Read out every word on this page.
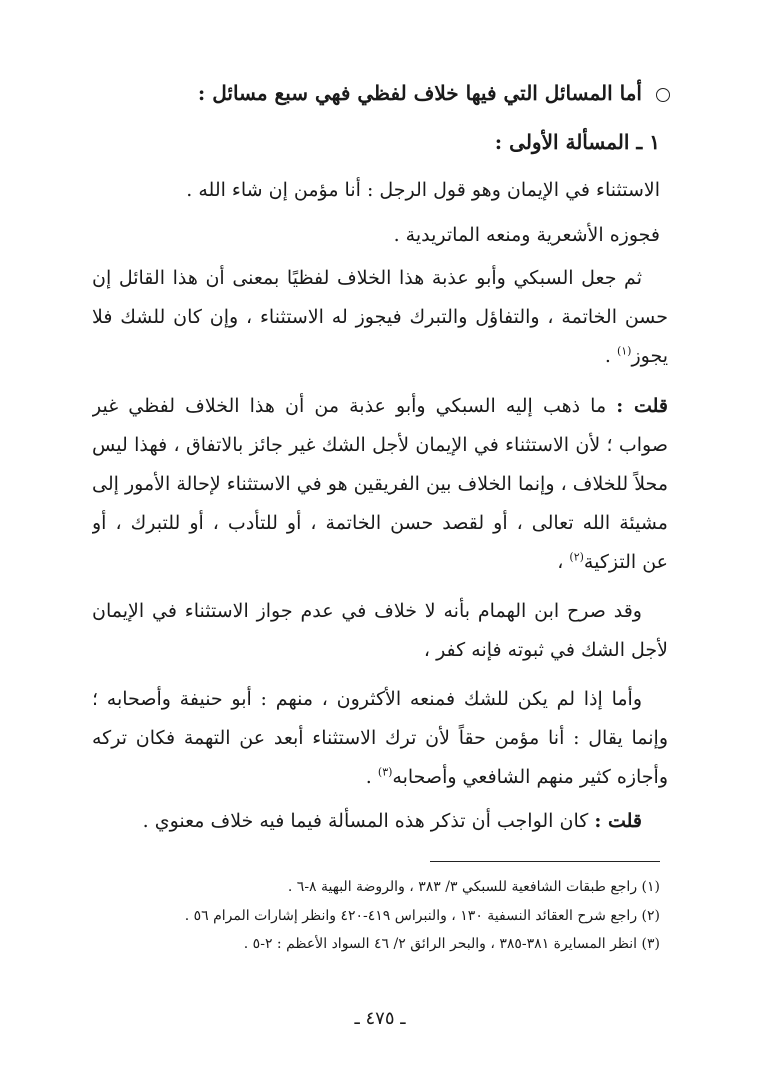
أما المسائل التي فيها خلاف لفظي فهي سبع مسائل :
١ ـ المسألة الأولى :
الاستثناء في الإيمان وهو قول الرجل : أنا مؤمن إن شاء الله .
فجوزه الأشعرية ومنعه الماتريدية .
ثم جعل السبكي وأبو عذبة هذا الخلاف لفظيًا بمعنى أن هذا القائل إن
حسن الخاتمة ، والتفاؤل والتبرك فيجوز له الاستثناء ، وإن كان للشك فلا
يجوز$^{(١)}$ .
قلت : ما ذهب إليه السبكي وأبو عذبة من أن هذا الخلاف لفظي غير
صواب ؛ لأن الاستثناء في الإيمان لأجل الشك غير جائز بالاتفاق ، فهذا ليس
محلاً للخلاف ، وإنما الخلاف بين الفريقين هو في الاستثناء لإحالة الأمور إلى
مشيئة الله تعالى ، أو لقصد حسن الخاتمة ، أو للتأدب ، أو للتبرك ، أو
عن التزكية$^{(٢)}$ ،
وقد صرح ابن الهمام بأنه لا خلاف في عدم جواز الاستثناء في الإيمان
لأجل الشك في ثبوته فإنه كفر ،
وأما إذا لم يكن للشك فمنعه الأكثرون ، منهم : أبو حنيفة وأصحابه ؛
وإنما يقال : أنا مؤمن حقاً لأن ترك الاستثناء أبعد عن التهمة فكان تركه
وأجازه كثير منهم الشافعي وأصحابه$^{(٣)}$ .
قلت : كان الواجب أن تذكر هذه المسألة فيما فيه خلاف معنوي .
(١) راجع طبقات الشافعية للسبكي ٣/ ٣٨٣ ، والروضة البهية ٨-٦ .
(٢) راجع شرح العقائد النسفية ١٣٠ ، والنبراس ٤١٩-٤٢٠ وانظر إشارات المرام ٥٦ .
(٣) انظر المسايرة ٣٨١-٣٨٥ ، والبحر الرائق ٢/ ٤٦ السواد الأعظم : ٢-٥ .
ـ ٤٧٥ ـ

----

Work to do:
Without including any pictures, print all of the material exactly as given.

Complete answer:
Read out every word on this page.
أما المسائل التي فيها خلاف لفظي فهي سبع مسائل :
١ ـ المسألة الأولى :
الاستثناء في الإيمان وهو قول الرجل : أنا مؤمن إن شاء الله .
فجوزه الأشعرية ومنعه الماتريدية .
ثم جعل السبكي وأبو عذبة هذا الخلاف لفظيًا بمعنى أن هذا القائل إن
حسن الخاتمة ، والتفاؤل والتبرك فيجوز له الاستثناء ، وإن كان للشك فلا
يجوز$^{(١)}$ .
قلت : ما ذهب إليه السبكي وأبو عذبة من أن هذا الخلاف لفظي غير
صواب ؛ لأن الاستثناء في الإيمان لأجل الشك غير جائز بالاتفاق ، فهذا ليس
محلاً للخلاف ، وإنما الخلاف بين الفريقين هو في الاستثناء لإحالة الأمور إلى
مشيئة الله تعالى ، أو لقصد حسن الخاتمة ، أو للتأدب ، أو للتبرك ، أو
عن التزكية$^{(٢)}$ ،
وقد صرح ابن الهمام بأنه لا خلاف في عدم جواز الاستثناء في الإيمان
لأجل الشك في ثبوته فإنه كفر ،
وأما إذا لم يكن للشك فمنعه الأكثرون ، منهم : أبو حنيفة وأصحابه ؛
وإنما يقال : أنا مؤمن حقاً لأن ترك الاستثناء أبعد عن التهمة فكان تركه
وأجازه كثير منهم الشافعي وأصحابه$^{(٣)}$ .
قلت : كان الواجب أن تذكر هذه المسألة فيما فيه خلاف معنوي .
(١) راجع طبقات الشافعية للسبكي ٣/ ٣٨٣ ، والروضة البهية ٨-٦ .
(٢) راجع شرح العقائد النسفية ١٣٠ ، والنبراس ٤١٩-٤٢٠ وانظر إشارات المرام ٥٦ .
(٣) انظر المسايرة ٣٨١-٣٨٥ ، والبحر الرائق ٢/ ٤٦ السواد الأعظم : ٢-٥ .
ـ ٤٧٥ ـ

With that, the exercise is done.